● **Document excerpt**:
This list, arranged in no particular order, is limited to books that were published in 2017 and written by authors who live in Dallas-Fort Worth.
The Sandcastle Empire by Kayla Olson
This dystopian thriller, published in June, focuses on a formerly privileged girl named Eden who escapes a labor camp in 2049. As the first in a two-book deal with HarperTeen, the novel is a standalone for now with the potential to become a young adult series turned movie franchise à la The Hunger Games.
Olson, a University of North Texas graduate who lives in Denton, received an offer for the book in 2015. Soon after, Paramount Pictures and Appian Way, Leonardo DiCaprio’s production company, let Olson know they were interested in turning The Sandcastle Empire into a film.
“I never dared to dream that my first book might be optioned for film; it honestly wasn’t on my radar at all,” Olson writes in an email. “I'm so grateful for the instincts my film and literary agents had in sending my book out to just the right people at just the right time — I'm thrilled with where it landed."
The Dime by Kathleen Kent
After three works of historical fiction, Kent pivots to contemporary crime with this snappy police procedural, centered on a Polish lesbian police officer from Brooklyn who moves to Dallas to investigate a Mexican drug cartel.
Based on Kent’s short story “Coincidences Can Kill You” in the 2013 collection Dallas Noir, the narrative expertly shifts among the detective’s struggles in the office, at home and on the street, blending social commentary with heart-stopping action, mystery and suspense.
In an email, Kent confirms that a Fox television pilot for The Dime is in production. If the pilot is approved, the series will begin production in early 2018.
“I’m thrilled to see my heroine, Detective Betty Rhyzyk, come to life on the screen,” Kent writes. “The big question remains, who will be cast to play the ferocious, tall, red-haired crime fighter?”
The Polygamist’s Daughter: A Memoir by Anna LeBaron, with Leslie Wilson
A semifinalist in the 2017 Goodreads Choice Awards’ Memoir and Autobiography category, LeBaron’s haunting story testifies to human strength and survival in the face of inconceivable horror.
As one of 50 children fathered by rogue polygamist and murderer Ervil LeBaron, she endured neglect, starvation and sexual grooming before escaping the cult at age 13. Today, LeBaron lives in the DFW area and works as a motivational speaker and life coach.
“Telling my story, along with all the trauma and abuse that we experienced as children, was the culmination of a decades-long journey to healing, wholeheartedness, and freedom,” LeBaron writes in an email. “However, you don't have to be born into a violent, polygamist family to experience trauma and abuse…So many of my readers have gained strength to face their past just from knowing they are not alone on their journey.”

● **Provided information**:
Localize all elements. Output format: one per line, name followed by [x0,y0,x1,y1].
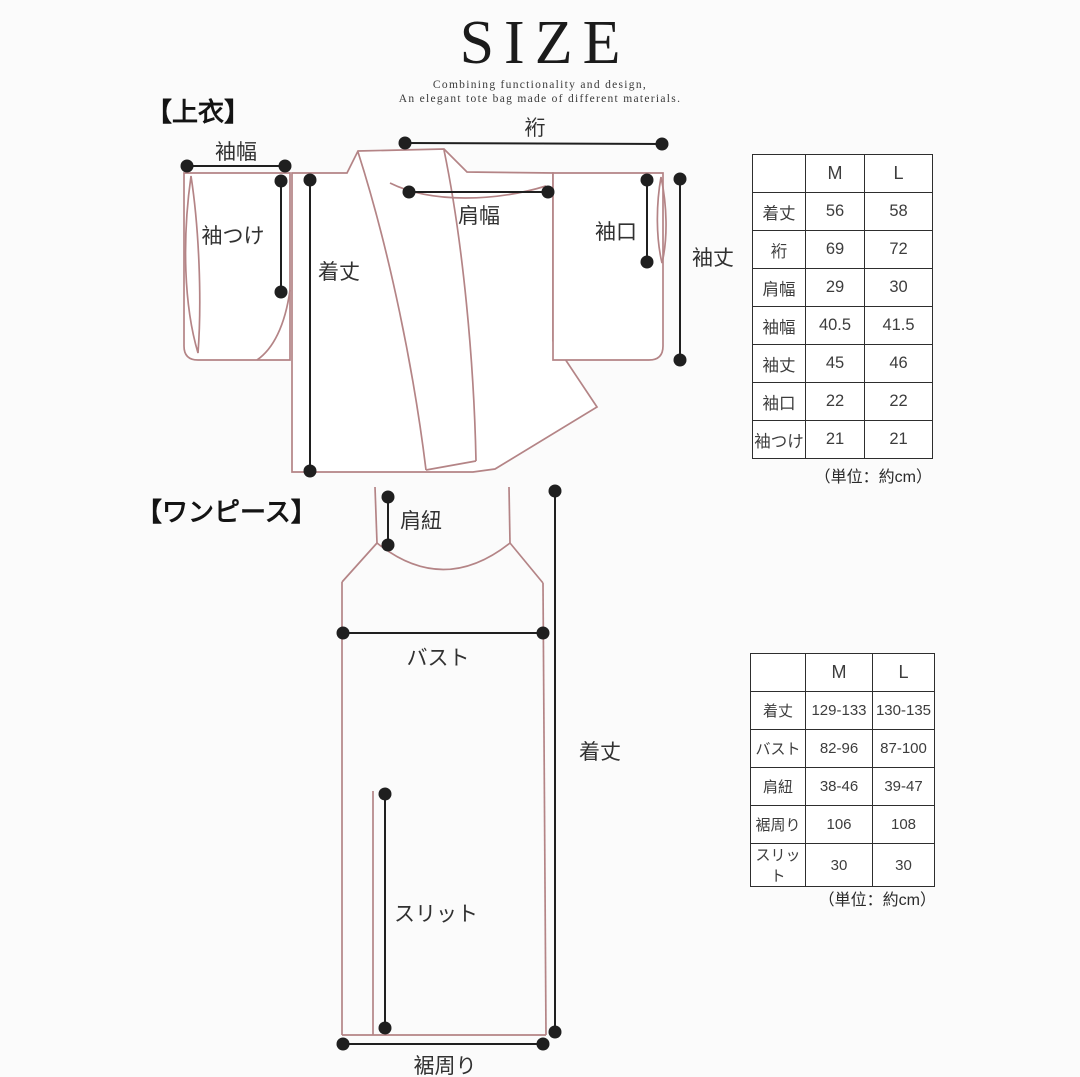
value-l: 30 [873,844,935,887]
measure-dress-length [549,485,562,1039]
label-yuki: 裄 [525,112,546,142]
dress-outline [342,487,546,1035]
label-bust: バスト [407,642,470,672]
unit-note-dress: （単位：約cm） [748,886,936,910]
corner-cell [753,155,806,193]
dress-size-table: M L 着丈 129-133 130-135 バスト 82-96 87-100 … [750,653,935,887]
table-row: スリット 30 30 [751,844,935,887]
table-row: バスト 82-96 87-100 [751,730,935,768]
dress-right-strap [509,487,510,543]
table-row: 袖口 22 22 [753,383,933,421]
row-label: 裄 [753,231,806,269]
table-header-row: M L [753,155,933,193]
corner-cell [751,654,806,692]
value-l: 130-135 [873,692,935,730]
value-m: 56 [806,193,865,231]
unit-note-top: （単位：約cm） [752,463,932,487]
table-row: 袖丈 45 46 [753,345,933,383]
label-hem: 裾周り [414,1050,477,1077]
row-label: 袖つけ [753,421,806,459]
dress-left-armhole [342,543,377,582]
label-cuff: 袖口 [595,216,637,246]
value-m: 82-96 [806,730,873,768]
value-l: 87-100 [873,730,935,768]
row-label: 肩紐 [751,768,806,806]
measure-hem [337,1038,550,1051]
measure-strap [382,491,395,552]
table-row: 肩紐 38-46 39-47 [751,768,935,806]
value-l: 39-47 [873,768,935,806]
label-shoulder-width: 肩幅 [458,200,500,230]
label-strap: 肩紐 [400,505,442,535]
value-m: 129-133 [806,692,873,730]
row-label: 着丈 [751,692,806,730]
value-m: 69 [806,231,865,269]
top-garment-size-table: M L 着丈 56 58 裄 69 72 肩幅 29 30 袖幅 40.5 41… [752,154,933,459]
table-row: 着丈 56 58 [753,193,933,231]
label-sleeve-attach: 袖つけ [202,220,265,250]
value-l: 46 [865,345,933,383]
table-row: 裾周り 106 108 [751,806,935,844]
value-m: 38-46 [806,768,873,806]
value-m: 40.5 [806,307,865,345]
value-m: 21 [806,421,865,459]
col-header-m: M [806,155,865,193]
table-row: 着丈 129-133 130-135 [751,692,935,730]
label-sleeve-length: 袖丈 [692,242,734,272]
measure-slit [379,788,392,1035]
value-m: 45 [806,345,865,383]
row-label: 袖幅 [753,307,806,345]
label-jacket-length: 着丈 [318,256,360,286]
value-l: 41.5 [865,307,933,345]
value-l: 30 [865,269,933,307]
col-header-l: L [865,155,933,193]
value-m: 22 [806,383,865,421]
row-label: バスト [751,730,806,768]
row-label: 肩幅 [753,269,806,307]
measure-bust [337,627,550,640]
row-label: スリット [751,844,806,887]
table-row: 袖つけ 21 21 [753,421,933,459]
dress-left-strap [375,487,377,543]
row-label: 袖丈 [753,345,806,383]
label-slit: スリット [394,898,478,928]
col-header-l: L [873,654,935,692]
value-m: 29 [806,269,865,307]
value-l: 22 [865,383,933,421]
label-sleeve-width: 袖幅 [215,136,257,166]
size-chart-page: SIZE Combining functionality and design,… [0,0,1080,1077]
top-garment-outline [184,149,666,472]
value-l: 58 [865,193,933,231]
value-l: 72 [865,231,933,269]
row-label: 袖口 [753,383,806,421]
label-dress-length: 着丈 [579,736,621,766]
dress-right-armhole [510,543,543,583]
measure-sleeve-length [674,173,687,367]
col-header-m: M [806,654,873,692]
value-m: 30 [806,844,873,887]
dress-right-side [543,583,546,1035]
value-l: 21 [865,421,933,459]
dress-neckline [377,543,510,570]
table-row: 裄 69 72 [753,231,933,269]
table-row: 肩幅 29 30 [753,269,933,307]
table-header-row: M L [751,654,935,692]
table-row: 袖幅 40.5 41.5 [753,307,933,345]
row-label: 着丈 [753,193,806,231]
value-l: 108 [873,806,935,844]
value-m: 106 [806,806,873,844]
row-label: 裾周り [751,806,806,844]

● **Problem set**:
**a)** From the book list, print everything from "As one of 50" down to "and life coach.".
**b)** Using the book list, answer each question:
(i) In what year did Olson receive an offer for The Sandcastle Empire?
(ii) What is the name of the heroine of The Dime?
(iii) At what age did Anna LeBaron escape the cult?
The data that comes after the book list was taken from a separate source.

● **Task-by-task solutions**:
**a)**
As one of 50 children fathered by rogue polygamist and murderer Ervil LeBaron, she endured neglect, starvation and sexual grooming before escaping the cult at age 13. Today, LeBaron lives in the DFW area and works as a motivational speaker and life coach.

**b)**
(i) 2015
(ii) Detective Betty Rhyzyk
(iii) 13